= DATA IN THIS EXERCISE =

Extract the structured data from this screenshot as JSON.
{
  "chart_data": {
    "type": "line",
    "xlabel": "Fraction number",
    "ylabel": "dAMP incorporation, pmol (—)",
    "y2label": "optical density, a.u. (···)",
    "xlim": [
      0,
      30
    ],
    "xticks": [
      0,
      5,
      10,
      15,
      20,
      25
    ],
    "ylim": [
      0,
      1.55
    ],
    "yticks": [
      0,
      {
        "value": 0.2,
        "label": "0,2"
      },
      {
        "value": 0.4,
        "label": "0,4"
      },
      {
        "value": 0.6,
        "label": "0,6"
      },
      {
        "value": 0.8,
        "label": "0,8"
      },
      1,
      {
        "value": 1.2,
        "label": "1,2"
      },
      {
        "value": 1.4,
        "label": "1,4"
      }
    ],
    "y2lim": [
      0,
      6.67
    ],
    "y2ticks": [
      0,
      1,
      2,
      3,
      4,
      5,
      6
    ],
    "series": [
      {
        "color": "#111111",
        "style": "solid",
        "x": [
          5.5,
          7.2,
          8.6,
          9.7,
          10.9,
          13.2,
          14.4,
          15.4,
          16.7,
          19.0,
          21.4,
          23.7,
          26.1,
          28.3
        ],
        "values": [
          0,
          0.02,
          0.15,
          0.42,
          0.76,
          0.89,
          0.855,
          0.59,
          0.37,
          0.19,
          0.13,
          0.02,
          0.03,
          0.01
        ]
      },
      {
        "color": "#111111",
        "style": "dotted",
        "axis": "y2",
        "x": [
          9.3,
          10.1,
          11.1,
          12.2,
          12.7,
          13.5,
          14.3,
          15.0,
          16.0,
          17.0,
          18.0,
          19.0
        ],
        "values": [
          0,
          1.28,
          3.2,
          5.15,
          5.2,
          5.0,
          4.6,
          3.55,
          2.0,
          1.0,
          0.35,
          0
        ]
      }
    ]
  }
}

= YOUR GOAL =
Output the lines above verbatim and in full.

= ANSWER =
Extract the structured data from this screenshot as JSON.
{
  "chart_data": {
    "type": "line",
    "xlabel": "Fraction number",
    "ylabel": "dAMP incorporation, pmol (—)",
    "y2label": "optical density, a.u. (···)",
    "xlim": [
      0,
      30
    ],
    "xticks": [
      0,
      5,
      10,
      15,
      20,
      25
    ],
    "ylim": [
      0,
      1.55
    ],
    "yticks": [
      0,
      {
        "value": 0.2,
        "label": "0,2"
      },
      {
        "value": 0.4,
        "label": "0,4"
      },
      {
        "value": 0.6,
        "label": "0,6"
      },
      {
        "value": 0.8,
        "label": "0,8"
      },
      1,
      {
        "value": 1.2,
        "label": "1,2"
      },
      {
        "value": 1.4,
        "label": "1,4"
      }
    ],
    "y2lim": [
      0,
      6.67
    ],
    "y2ticks": [
      0,
      1,
      2,
      3,
      4,
      5,
      6
    ],
    "series": [
      {
        "color": "#111111",
        "style": "solid",
        "x": [
          5.5,
          7.2,
          8.6,
          9.7,
          10.9,
          13.2,
          14.4,
          15.4,
          16.7,
          19.0,
          21.4,
          23.7,
          26.1,
          28.3
        ],
        "values": [
          0,
          0.02,
          0.15,
          0.42,
          0.76,
          0.89,
          0.855,
          0.59,
          0.37,
          0.19,
          0.13,
          0.02,
          0.03,
          0.01
        ]
      },
      {
        "color": "#111111",
        "style": "dotted",
        "axis": "y2",
        "x": [
          9.3,
          10.1,
          11.1,
          12.2,
          12.7,
          13.5,
          14.3,
          15.0,
          16.0,
          17.0,
          18.0,
          19.0
        ],
        "values": [
          0,
          1.28,
          3.2,
          5.15,
          5.2,
          5.0,
          4.6,
          3.55,
          2.0,
          1.0,
          0.35,
          0
        ]
      }
    ]
  }
}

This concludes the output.